Go through the lines below and copy each one that holds the string "relative".
BEGIN ENTRIES PROVIDED
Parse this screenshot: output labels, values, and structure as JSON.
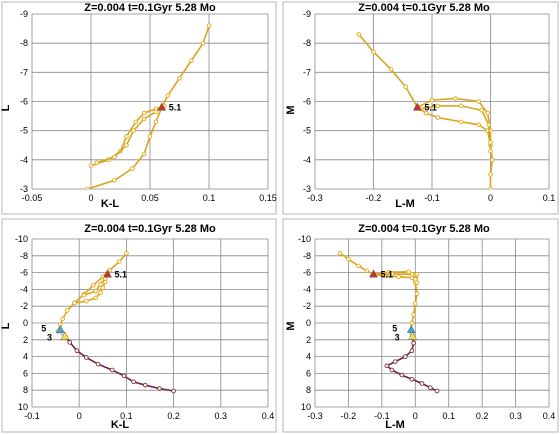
{
  "chart_data": [
    {
      "type": "line",
      "title": "Z=0.004   t=0.1Gyr  5.28 Mo",
      "xlabel": "K-L",
      "ylabel": "L",
      "xlim": [
        -0.05,
        0.15
      ],
      "ylim": [
        -3,
        -9
      ],
      "y_inverted": true,
      "xticks": [
        "-0.05",
        "0",
        "0.05",
        "0.1",
        "0.15"
      ],
      "yticks": [
        "-3",
        "-4",
        "-5",
        "-6",
        "-7",
        "-8",
        "-9"
      ],
      "series": [
        {
          "color": "#d9a520",
          "marker": "o",
          "points": [
            [
              -0.003,
              -3.0
            ],
            [
              0.02,
              -3.3
            ],
            [
              0.035,
              -3.7
            ],
            [
              0.045,
              -4.2
            ],
            [
              0.05,
              -4.8
            ],
            [
              0.055,
              -5.3
            ],
            [
              0.06,
              -5.8
            ],
            [
              0.065,
              -6.2
            ],
            [
              0.075,
              -6.8
            ],
            [
              0.085,
              -7.4
            ],
            [
              0.095,
              -8.0
            ],
            [
              0.1,
              -8.6
            ]
          ]
        },
        {
          "color": "#d9a520",
          "marker": "o",
          "points": [
            [
              0.0,
              -3.8
            ],
            [
              0.015,
              -4.0
            ],
            [
              0.025,
              -4.3
            ],
            [
              0.03,
              -4.8
            ],
            [
              0.038,
              -5.3
            ],
            [
              0.045,
              -5.6
            ],
            [
              0.055,
              -5.75
            ],
            [
              0.06,
              -5.8
            ]
          ]
        },
        {
          "color": "#d9a520",
          "marker": "o",
          "points": [
            [
              0.005,
              -3.9
            ],
            [
              0.02,
              -4.1
            ],
            [
              0.03,
              -4.5
            ],
            [
              0.036,
              -5.0
            ],
            [
              0.045,
              -5.4
            ],
            [
              0.055,
              -5.65
            ],
            [
              0.062,
              -5.85
            ]
          ]
        }
      ],
      "markers": [
        {
          "label": "5.1",
          "x": 0.06,
          "y": -5.8,
          "color": "#c0392b",
          "shape": "triangle"
        }
      ]
    },
    {
      "type": "line",
      "title": "Z=0.004   t=0.1Gyr  5.28 Mo",
      "xlabel": "L-M",
      "ylabel": "M",
      "xlim": [
        -0.3,
        0.1
      ],
      "ylim": [
        -3,
        -9
      ],
      "y_inverted": true,
      "xticks": [
        "-0.3",
        "-0.2",
        "-0.1",
        "0",
        "0.1"
      ],
      "yticks": [
        "-3",
        "-4",
        "-5",
        "-6",
        "-7",
        "-8",
        "-9"
      ],
      "series": [
        {
          "color": "#d9a520",
          "marker": "o",
          "points": [
            [
              -0.225,
              -8.3
            ],
            [
              -0.2,
              -7.7
            ],
            [
              -0.17,
              -7.1
            ],
            [
              -0.145,
              -6.5
            ],
            [
              -0.125,
              -5.8
            ],
            [
              -0.11,
              -5.6
            ],
            [
              -0.09,
              -5.45
            ],
            [
              -0.05,
              -5.3
            ],
            [
              -0.02,
              -5.2
            ],
            [
              -0.005,
              -5.0
            ],
            [
              0.0,
              -4.5
            ],
            [
              0.003,
              -4.0
            ],
            [
              0.0,
              -3.5
            ],
            [
              0.0,
              -3.0
            ]
          ]
        },
        {
          "color": "#d9a520",
          "marker": "o",
          "points": [
            [
              -0.125,
              -5.8
            ],
            [
              -0.1,
              -6.05
            ],
            [
              -0.06,
              -6.1
            ],
            [
              -0.02,
              -6.0
            ],
            [
              -0.005,
              -5.6
            ],
            [
              0.0,
              -5.0
            ],
            [
              0.0,
              -4.3
            ]
          ]
        },
        {
          "color": "#d9a520",
          "marker": "o",
          "points": [
            [
              -0.12,
              -5.75
            ],
            [
              -0.09,
              -5.85
            ],
            [
              -0.05,
              -5.85
            ],
            [
              -0.015,
              -5.7
            ],
            [
              -0.003,
              -5.2
            ],
            [
              0.0,
              -4.6
            ]
          ]
        }
      ],
      "markers": [
        {
          "label": "5.1",
          "x": -0.125,
          "y": -5.8,
          "color": "#c0392b",
          "shape": "triangle"
        }
      ]
    },
    {
      "type": "line",
      "title": "Z=0.004   t=0.1Gyr  5.28 Mo",
      "xlabel": "K-L",
      "ylabel": "L",
      "xlim": [
        -0.1,
        0.4
      ],
      "ylim": [
        10,
        -10
      ],
      "y_inverted": true,
      "xticks": [
        "-0.1",
        "0",
        "0.1",
        "0.2",
        "0.3",
        "0.4"
      ],
      "yticks": [
        "-10",
        "-8",
        "-6",
        "-4",
        "-2",
        "0",
        "2",
        "4",
        "6",
        "8",
        "10"
      ],
      "series": [
        {
          "color": "#d9a520",
          "marker": "o",
          "points": [
            [
              -0.045,
              1.0
            ],
            [
              -0.04,
              0.2
            ],
            [
              -0.035,
              -0.5
            ],
            [
              -0.025,
              -1.5
            ],
            [
              -0.01,
              -2.4
            ],
            [
              0.01,
              -3.4
            ],
            [
              0.03,
              -4.5
            ],
            [
              0.05,
              -5.5
            ],
            [
              0.065,
              -6.3
            ],
            [
              0.085,
              -7.3
            ],
            [
              0.1,
              -8.3
            ]
          ]
        },
        {
          "color": "#d9a520",
          "marker": "o",
          "points": [
            [
              -0.01,
              -2.4
            ],
            [
              0.015,
              -2.6
            ],
            [
              0.035,
              -3.0
            ],
            [
              0.045,
              -3.6
            ],
            [
              0.05,
              -4.2
            ],
            [
              0.055,
              -4.9
            ],
            [
              0.06,
              -5.8
            ]
          ]
        },
        {
          "color": "#d9a520",
          "marker": "o",
          "points": [
            [
              0.01,
              -3.3
            ],
            [
              0.035,
              -3.8
            ],
            [
              0.045,
              -4.6
            ],
            [
              0.055,
              -5.3
            ],
            [
              0.06,
              -5.9
            ]
          ]
        },
        {
          "color": "#a06ac8",
          "marker": "o",
          "points": [
            [
              -0.04,
              0.8
            ],
            [
              -0.035,
              1.2
            ],
            [
              -0.03,
              1.6
            ]
          ]
        },
        {
          "color": "#6d2145",
          "marker": "o",
          "points": [
            [
              -0.03,
              1.6
            ],
            [
              -0.02,
              2.3
            ],
            [
              -0.005,
              3.3
            ],
            [
              0.015,
              4.1
            ],
            [
              0.04,
              4.9
            ],
            [
              0.07,
              5.6
            ],
            [
              0.095,
              6.3
            ],
            [
              0.115,
              7.0
            ],
            [
              0.14,
              7.4
            ],
            [
              0.17,
              7.8
            ],
            [
              0.2,
              8.1
            ]
          ]
        }
      ],
      "markers": [
        {
          "label": "5.1",
          "x": 0.06,
          "y": -5.8,
          "color": "#c0392b",
          "shape": "triangle"
        },
        {
          "label": "5",
          "x": -0.04,
          "y": 0.8,
          "color": "#4aa3c8",
          "shape": "triangle"
        },
        {
          "label": "3",
          "x": -0.03,
          "y": 1.6,
          "color": "#f2e04a",
          "shape": "triangle"
        }
      ]
    },
    {
      "type": "line",
      "title": "Z=0.004   t=0.1Gyr  5.28 Mo",
      "xlabel": "L-M",
      "ylabel": "M",
      "xlim": [
        -0.3,
        0.4
      ],
      "ylim": [
        10,
        -10
      ],
      "y_inverted": true,
      "xticks": [
        "-0.3",
        "-0.2",
        "-0.1",
        "0",
        "0.1",
        "0.2",
        "0.3",
        "0.4"
      ],
      "yticks": [
        "-10",
        "-8",
        "-6",
        "-4",
        "-2",
        "0",
        "2",
        "4",
        "6",
        "8",
        "10"
      ],
      "series": [
        {
          "color": "#d9a520",
          "marker": "o",
          "points": [
            [
              -0.225,
              -8.3
            ],
            [
              -0.2,
              -7.6
            ],
            [
              -0.17,
              -6.8
            ],
            [
              -0.145,
              -6.2
            ],
            [
              -0.125,
              -5.8
            ],
            [
              -0.09,
              -5.6
            ],
            [
              -0.05,
              -5.5
            ],
            [
              -0.01,
              -5.4
            ],
            [
              0.0,
              -4.8
            ],
            [
              0.005,
              -3.5
            ],
            [
              0.0,
              -2.3
            ],
            [
              -0.005,
              -1.0
            ],
            [
              -0.01,
              0.0
            ],
            [
              -0.012,
              0.8
            ]
          ]
        },
        {
          "color": "#d9a520",
          "marker": "o",
          "points": [
            [
              -0.125,
              -5.8
            ],
            [
              -0.08,
              -6.05
            ],
            [
              -0.02,
              -6.1
            ],
            [
              0.005,
              -5.8
            ],
            [
              0.005,
              -4.8
            ]
          ]
        },
        {
          "color": "#d9a520",
          "marker": "o",
          "points": [
            [
              -0.12,
              -5.75
            ],
            [
              -0.07,
              -5.85
            ],
            [
              -0.01,
              -5.8
            ],
            [
              0.0,
              -5.2
            ]
          ]
        },
        {
          "color": "#a06ac8",
          "marker": "o",
          "points": [
            [
              -0.012,
              0.8
            ],
            [
              -0.01,
              1.2
            ],
            [
              -0.008,
              1.6
            ]
          ]
        },
        {
          "color": "#6d2145",
          "marker": "o",
          "points": [
            [
              -0.008,
              1.6
            ],
            [
              -0.005,
              2.4
            ],
            [
              -0.01,
              3.3
            ],
            [
              -0.03,
              4.0
            ],
            [
              -0.06,
              4.6
            ],
            [
              -0.085,
              5.1
            ],
            [
              -0.07,
              5.6
            ],
            [
              -0.04,
              6.2
            ],
            [
              -0.01,
              6.7
            ],
            [
              0.02,
              7.2
            ],
            [
              0.045,
              7.7
            ],
            [
              0.065,
              8.1
            ]
          ]
        }
      ],
      "markers": [
        {
          "label": "5.1",
          "x": -0.125,
          "y": -5.8,
          "color": "#c0392b",
          "shape": "triangle"
        },
        {
          "label": "5",
          "x": -0.012,
          "y": 0.8,
          "color": "#4aa3c8",
          "shape": "triangle"
        },
        {
          "label": "3",
          "x": -0.008,
          "y": 1.6,
          "color": "#f2e04a",
          "shape": "triangle"
        }
      ]
    }
  ]
}
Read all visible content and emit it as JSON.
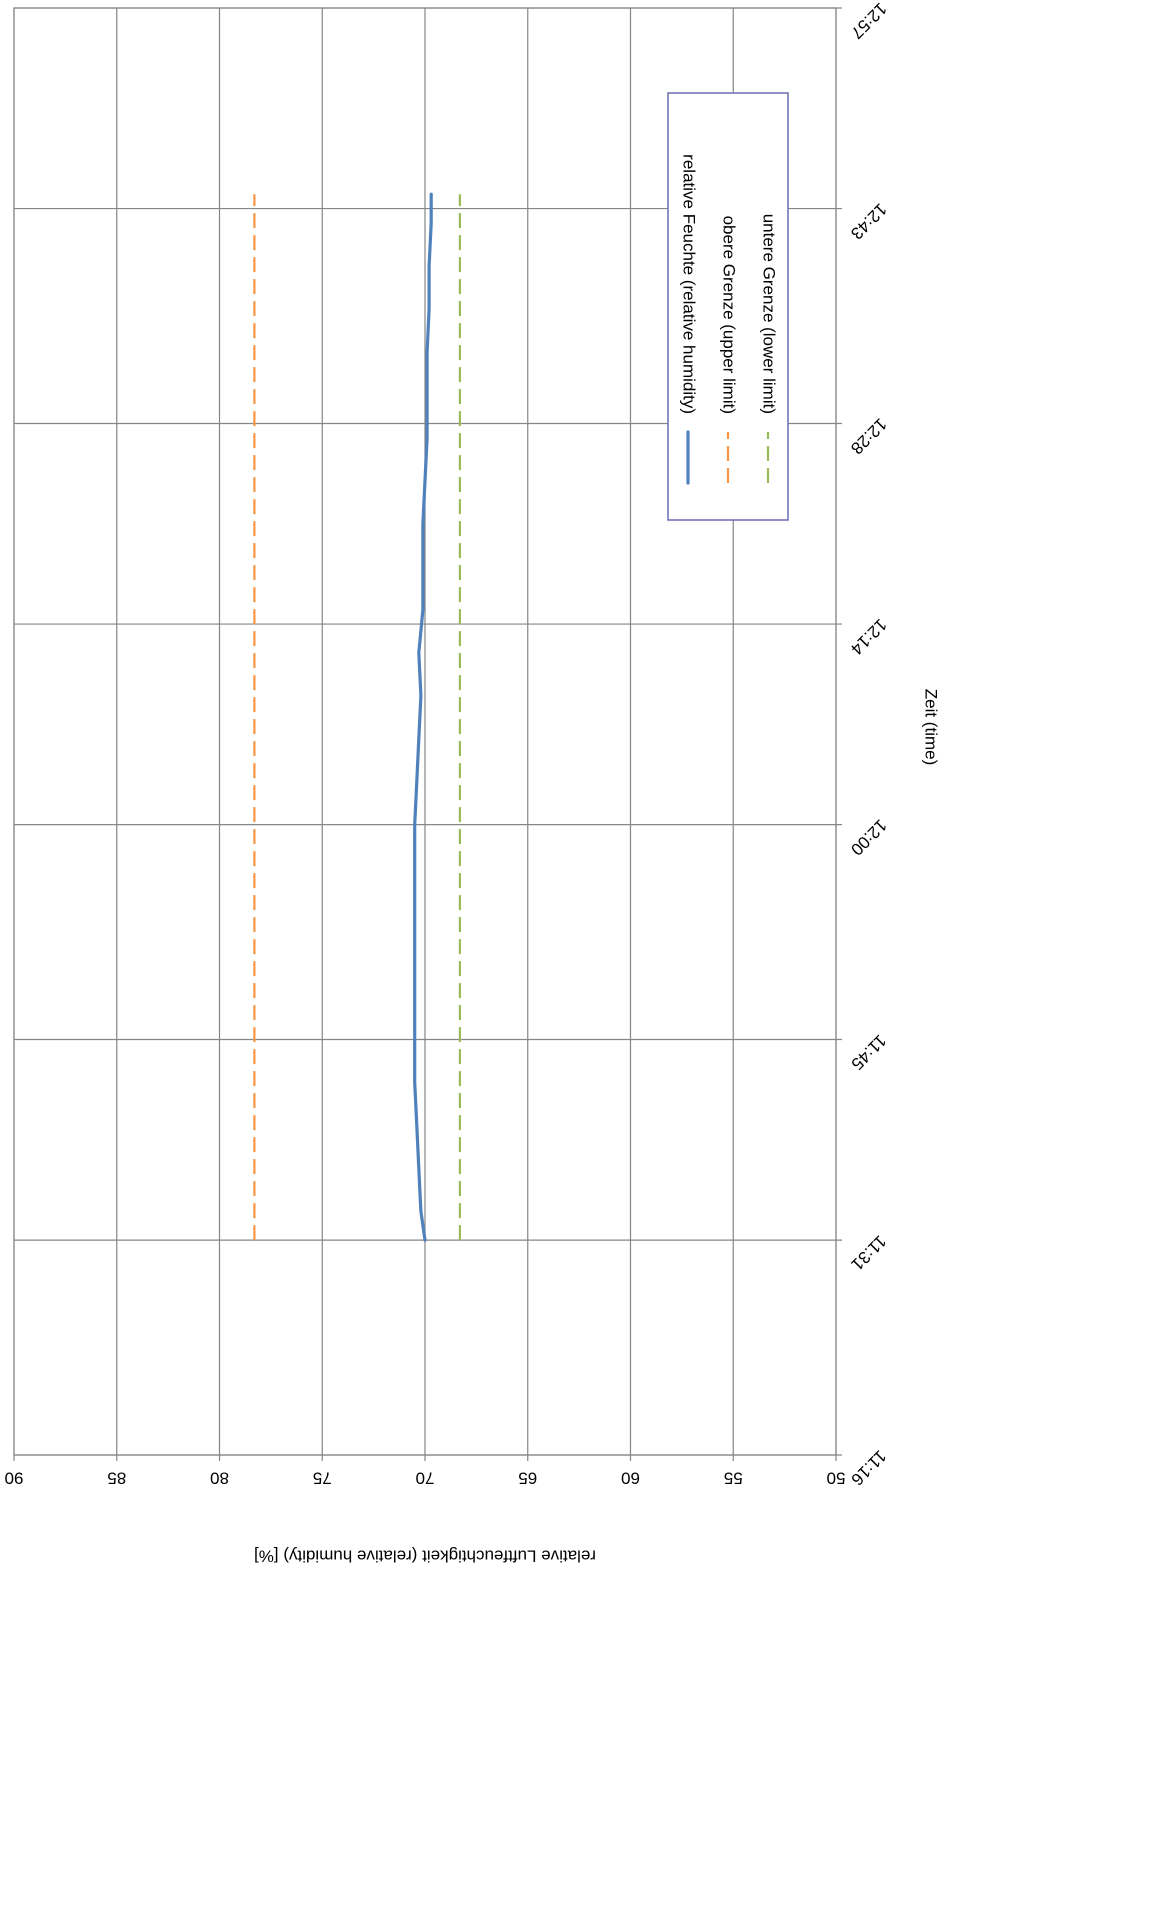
{
  "chart_data": {
    "type": "line",
    "orientation": "rotated-90-clockwise",
    "xlabel": "Zeit (time)",
    "ylabel": "relative Luftfeuchtigkeit (relative humidity) [%]",
    "xlim": [
      "11:16",
      "12:57"
    ],
    "x_ticks": [
      "11:16",
      "11:31",
      "11:45",
      "12:00",
      "12:14",
      "12:28",
      "12:43",
      "12:57"
    ],
    "ylim": [
      50,
      90
    ],
    "y_ticks": [
      "50",
      "55",
      "60",
      "65",
      "70",
      "75",
      "80",
      "85",
      "90"
    ],
    "grid": true,
    "legend_position": "top-right",
    "series": [
      {
        "name": "relative Feuchte (relative humidity)",
        "color": "#4f81bd",
        "style": "solid",
        "x": [
          "11:31",
          "11:33",
          "11:36",
          "11:39",
          "11:42",
          "11:45",
          "11:48",
          "11:51",
          "11:54",
          "11:57",
          "12:00",
          "12:03",
          "12:06",
          "12:09",
          "12:12",
          "12:15",
          "12:18",
          "12:21",
          "12:24",
          "12:27",
          "12:30",
          "12:33",
          "12:36",
          "12:39",
          "12:42",
          "12:44"
        ],
        "values": [
          70.0,
          70.2,
          70.3,
          70.4,
          70.5,
          70.5,
          70.5,
          70.5,
          70.5,
          70.5,
          70.5,
          70.4,
          70.3,
          70.2,
          70.3,
          70.1,
          70.1,
          70.1,
          70.0,
          69.9,
          69.9,
          69.9,
          69.8,
          69.8,
          69.7,
          69.7
        ]
      },
      {
        "name": "obere Grenze (upper limit)",
        "color": "#f79646",
        "style": "dashed",
        "x": [
          "11:31",
          "12:44"
        ],
        "values": [
          78.3,
          78.3
        ]
      },
      {
        "name": "untere Grenze (lower limit)",
        "color": "#9bbb59",
        "style": "dashed",
        "x": [
          "11:31",
          "12:44"
        ],
        "values": [
          68.3,
          68.3
        ]
      }
    ]
  }
}
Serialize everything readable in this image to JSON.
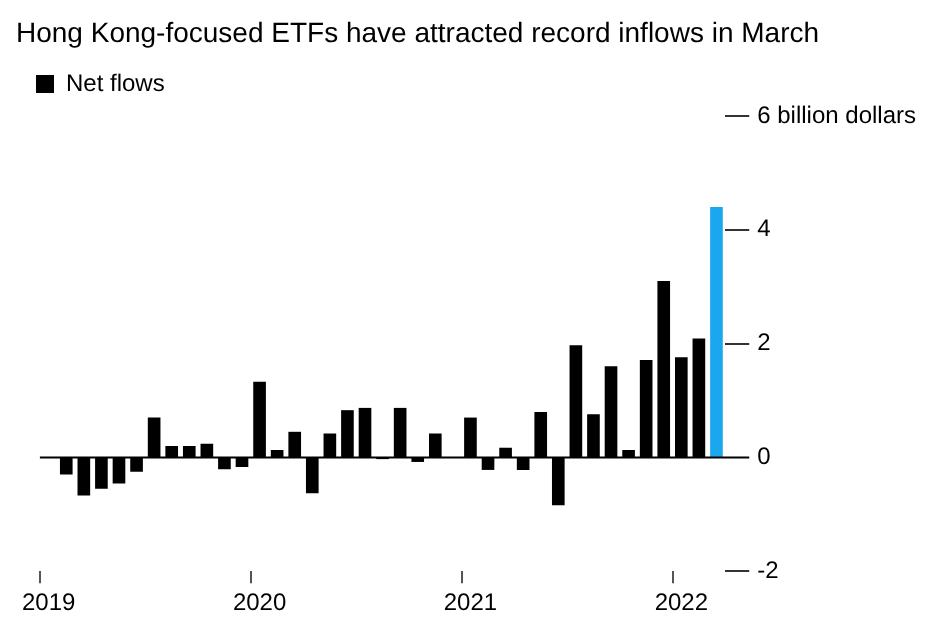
{
  "chart_data": {
    "type": "bar",
    "title": "Hong Kong-focused ETFs have attracted record inflows in March",
    "categories": [
      "2019",
      null,
      null,
      null,
      null,
      null,
      null,
      null,
      null,
      null,
      null,
      null,
      "2020",
      null,
      null,
      null,
      null,
      null,
      null,
      null,
      null,
      null,
      null,
      null,
      "2021",
      null,
      null,
      null,
      null,
      null,
      null,
      null,
      null,
      null,
      null,
      null,
      "2022",
      null,
      null
    ],
    "series": [
      {
        "name": "Net flows",
        "color": "#000000",
        "colors": [
          "#000000",
          "#000000",
          "#000000",
          "#000000",
          "#000000",
          "#000000",
          "#000000",
          "#000000",
          "#000000",
          "#000000",
          "#000000",
          "#000000",
          "#000000",
          "#000000",
          "#000000",
          "#000000",
          "#000000",
          "#000000",
          "#000000",
          "#000000",
          "#000000",
          "#000000",
          "#000000",
          "#000000",
          "#000000",
          "#000000",
          "#000000",
          "#000000",
          "#000000",
          "#000000",
          "#000000",
          "#000000",
          "#000000",
          "#000000",
          "#000000",
          "#000000",
          "#000000",
          "#000000",
          "#1aa7ee"
        ],
        "values": [
          null,
          -0.3,
          -0.67,
          -0.55,
          -0.46,
          -0.25,
          0.7,
          0.2,
          0.2,
          0.24,
          -0.21,
          -0.17,
          1.33,
          0.13,
          0.45,
          -0.63,
          0.42,
          0.83,
          0.87,
          -0.03,
          0.87,
          -0.08,
          0.42,
          null,
          0.7,
          -0.22,
          0.17,
          -0.22,
          0.8,
          -0.84,
          1.97,
          0.76,
          1.6,
          0.13,
          1.71,
          3.1,
          1.76,
          2.09,
          4.4
        ]
      }
    ],
    "ylim": [
      -2,
      6
    ],
    "yticks": [
      -2,
      0,
      2,
      4,
      {
        "value": 6,
        "label": "6 billion dollars"
      }
    ],
    "legend": "top left"
  }
}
END ENTRIES PROVIDED
### SOLUTION BELOW
    "ylabel": "relative Luftfeuchtigkeit (relative humidity) [%]",
        "name": "relative Feuchte (relative humidity)",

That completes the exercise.